• PROBLEM TO WORK ON
Write down each entry again, exactly as it reads.

• DATA TO USE
= = =

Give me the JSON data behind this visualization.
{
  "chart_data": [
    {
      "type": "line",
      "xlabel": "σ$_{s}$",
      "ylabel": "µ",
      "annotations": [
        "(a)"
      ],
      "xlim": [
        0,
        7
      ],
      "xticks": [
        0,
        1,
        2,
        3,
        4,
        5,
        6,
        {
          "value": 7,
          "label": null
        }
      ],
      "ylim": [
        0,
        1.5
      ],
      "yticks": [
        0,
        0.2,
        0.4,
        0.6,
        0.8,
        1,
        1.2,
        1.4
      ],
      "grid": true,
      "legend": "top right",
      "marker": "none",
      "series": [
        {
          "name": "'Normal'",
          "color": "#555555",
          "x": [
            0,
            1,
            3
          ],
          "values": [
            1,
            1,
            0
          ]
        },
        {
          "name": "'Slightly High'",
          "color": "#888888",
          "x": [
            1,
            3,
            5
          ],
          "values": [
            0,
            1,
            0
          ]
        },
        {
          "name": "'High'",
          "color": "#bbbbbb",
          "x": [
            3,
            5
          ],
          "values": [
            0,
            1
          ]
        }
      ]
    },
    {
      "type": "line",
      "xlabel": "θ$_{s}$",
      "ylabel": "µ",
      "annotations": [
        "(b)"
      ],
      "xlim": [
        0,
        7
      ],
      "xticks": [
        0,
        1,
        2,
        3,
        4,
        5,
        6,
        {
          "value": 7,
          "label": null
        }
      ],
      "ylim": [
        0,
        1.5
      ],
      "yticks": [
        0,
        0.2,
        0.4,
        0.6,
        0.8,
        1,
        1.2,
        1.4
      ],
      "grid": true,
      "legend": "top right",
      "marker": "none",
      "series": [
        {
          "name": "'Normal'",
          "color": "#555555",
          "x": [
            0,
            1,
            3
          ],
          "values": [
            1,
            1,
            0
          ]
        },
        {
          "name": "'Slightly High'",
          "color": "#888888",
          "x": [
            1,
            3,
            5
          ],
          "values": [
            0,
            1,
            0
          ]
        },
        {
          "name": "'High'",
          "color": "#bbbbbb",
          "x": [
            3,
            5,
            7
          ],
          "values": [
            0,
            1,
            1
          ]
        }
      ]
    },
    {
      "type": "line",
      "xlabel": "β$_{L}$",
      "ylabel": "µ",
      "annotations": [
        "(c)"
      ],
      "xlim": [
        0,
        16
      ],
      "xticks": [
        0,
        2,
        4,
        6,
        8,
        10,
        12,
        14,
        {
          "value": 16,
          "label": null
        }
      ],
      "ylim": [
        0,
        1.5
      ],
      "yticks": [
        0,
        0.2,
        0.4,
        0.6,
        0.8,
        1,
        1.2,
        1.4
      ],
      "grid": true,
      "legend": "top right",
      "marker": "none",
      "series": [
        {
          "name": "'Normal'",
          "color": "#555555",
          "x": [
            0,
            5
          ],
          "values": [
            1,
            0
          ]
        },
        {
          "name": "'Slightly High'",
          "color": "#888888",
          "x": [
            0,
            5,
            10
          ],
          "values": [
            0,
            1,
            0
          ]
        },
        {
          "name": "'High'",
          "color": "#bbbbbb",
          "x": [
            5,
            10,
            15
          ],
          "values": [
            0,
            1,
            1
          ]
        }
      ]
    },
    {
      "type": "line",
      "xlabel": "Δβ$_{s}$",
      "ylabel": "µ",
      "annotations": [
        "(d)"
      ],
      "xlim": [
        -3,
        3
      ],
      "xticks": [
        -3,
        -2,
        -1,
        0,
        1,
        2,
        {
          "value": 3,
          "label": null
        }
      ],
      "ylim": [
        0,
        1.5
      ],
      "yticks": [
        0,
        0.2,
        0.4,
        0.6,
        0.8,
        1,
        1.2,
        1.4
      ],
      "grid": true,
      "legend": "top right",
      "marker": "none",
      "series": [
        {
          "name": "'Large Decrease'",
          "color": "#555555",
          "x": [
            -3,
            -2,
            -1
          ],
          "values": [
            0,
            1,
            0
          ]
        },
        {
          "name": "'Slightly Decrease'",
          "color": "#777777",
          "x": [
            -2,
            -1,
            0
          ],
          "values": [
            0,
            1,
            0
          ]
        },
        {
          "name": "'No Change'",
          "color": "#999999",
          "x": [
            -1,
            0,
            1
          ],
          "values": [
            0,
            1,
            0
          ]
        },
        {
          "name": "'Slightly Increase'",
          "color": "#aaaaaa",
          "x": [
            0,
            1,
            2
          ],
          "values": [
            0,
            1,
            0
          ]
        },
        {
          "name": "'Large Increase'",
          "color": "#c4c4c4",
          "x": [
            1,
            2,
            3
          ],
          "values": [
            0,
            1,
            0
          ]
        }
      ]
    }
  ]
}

= = =

• WRITTEN ANSWER
Give me the JSON data behind this visualization.
{
  "chart_data": [
    {
      "type": "line",
      "xlabel": "σ$_{s}$",
      "ylabel": "µ",
      "annotations": [
        "(a)"
      ],
      "xlim": [
        0,
        7
      ],
      "xticks": [
        0,
        1,
        2,
        3,
        4,
        5,
        6,
        {
          "value": 7,
          "label": null
        }
      ],
      "ylim": [
        0,
        1.5
      ],
      "yticks": [
        0,
        0.2,
        0.4,
        0.6,
        0.8,
        1,
        1.2,
        1.4
      ],
      "grid": true,
      "legend": "top right",
      "marker": "none",
      "series": [
        {
          "name": "'Normal'",
          "color": "#555555",
          "x": [
            0,
            1,
            3
          ],
          "values": [
            1,
            1,
            0
          ]
        },
        {
          "name": "'Slightly High'",
          "color": "#888888",
          "x": [
            1,
            3,
            5
          ],
          "values": [
            0,
            1,
            0
          ]
        },
        {
          "name": "'High'",
          "color": "#bbbbbb",
          "x": [
            3,
            5
          ],
          "values": [
            0,
            1
          ]
        }
      ]
    },
    {
      "type": "line",
      "xlabel": "θ$_{s}$",
      "ylabel": "µ",
      "annotations": [
        "(b)"
      ],
      "xlim": [
        0,
        7
      ],
      "xticks": [
        0,
        1,
        2,
        3,
        4,
        5,
        6,
        {
          "value": 7,
          "label": null
        }
      ],
      "ylim": [
        0,
        1.5
      ],
      "yticks": [
        0,
        0.2,
        0.4,
        0.6,
        0.8,
        1,
        1.2,
        1.4
      ],
      "grid": true,
      "legend": "top right",
      "marker": "none",
      "series": [
        {
          "name": "'Normal'",
          "color": "#555555",
          "x": [
            0,
            1,
            3
          ],
          "values": [
            1,
            1,
            0
          ]
        },
        {
          "name": "'Slightly High'",
          "color": "#888888",
          "x": [
            1,
            3,
            5
          ],
          "values": [
            0,
            1,
            0
          ]
        },
        {
          "name": "'High'",
          "color": "#bbbbbb",
          "x": [
            3,
            5,
            7
          ],
          "values": [
            0,
            1,
            1
          ]
        }
      ]
    },
    {
      "type": "line",
      "xlabel": "β$_{L}$",
      "ylabel": "µ",
      "annotations": [
        "(c)"
      ],
      "xlim": [
        0,
        16
      ],
      "xticks": [
        0,
        2,
        4,
        6,
        8,
        10,
        12,
        14,
        {
          "value": 16,
          "label": null
        }
      ],
      "ylim": [
        0,
        1.5
      ],
      "yticks": [
        0,
        0.2,
        0.4,
        0.6,
        0.8,
        1,
        1.2,
        1.4
      ],
      "grid": true,
      "legend": "top right",
      "marker": "none",
      "series": [
        {
          "name": "'Normal'",
          "color": "#555555",
          "x": [
            0,
            5
          ],
          "values": [
            1,
            0
          ]
        },
        {
          "name": "'Slightly High'",
          "color": "#888888",
          "x": [
            0,
            5,
            10
          ],
          "values": [
            0,
            1,
            0
          ]
        },
        {
          "name": "'High'",
          "color": "#bbbbbb",
          "x": [
            5,
            10,
            15
          ],
          "values": [
            0,
            1,
            1
          ]
        }
      ]
    },
    {
      "type": "line",
      "xlabel": "Δβ$_{s}$",
      "ylabel": "µ",
      "annotations": [
        "(d)"
      ],
      "xlim": [
        -3,
        3
      ],
      "xticks": [
        -3,
        -2,
        -1,
        0,
        1,
        2,
        {
          "value": 3,
          "label": null
        }
      ],
      "ylim": [
        0,
        1.5
      ],
      "yticks": [
        0,
        0.2,
        0.4,
        0.6,
        0.8,
        1,
        1.2,
        1.4
      ],
      "grid": true,
      "legend": "top right",
      "marker": "none",
      "series": [
        {
          "name": "'Large Decrease'",
          "color": "#555555",
          "x": [
            -3,
            -2,
            -1
          ],
          "values": [
            0,
            1,
            0
          ]
        },
        {
          "name": "'Slightly Decrease'",
          "color": "#777777",
          "x": [
            -2,
            -1,
            0
          ],
          "values": [
            0,
            1,
            0
          ]
        },
        {
          "name": "'No Change'",
          "color": "#999999",
          "x": [
            -1,
            0,
            1
          ],
          "values": [
            0,
            1,
            0
          ]
        },
        {
          "name": "'Slightly Increase'",
          "color": "#aaaaaa",
          "x": [
            0,
            1,
            2
          ],
          "values": [
            0,
            1,
            0
          ]
        },
        {
          "name": "'Large Increase'",
          "color": "#c4c4c4",
          "x": [
            1,
            2,
            3
          ],
          "values": [
            0,
            1,
            0
          ]
        }
      ]
    }
  ]
}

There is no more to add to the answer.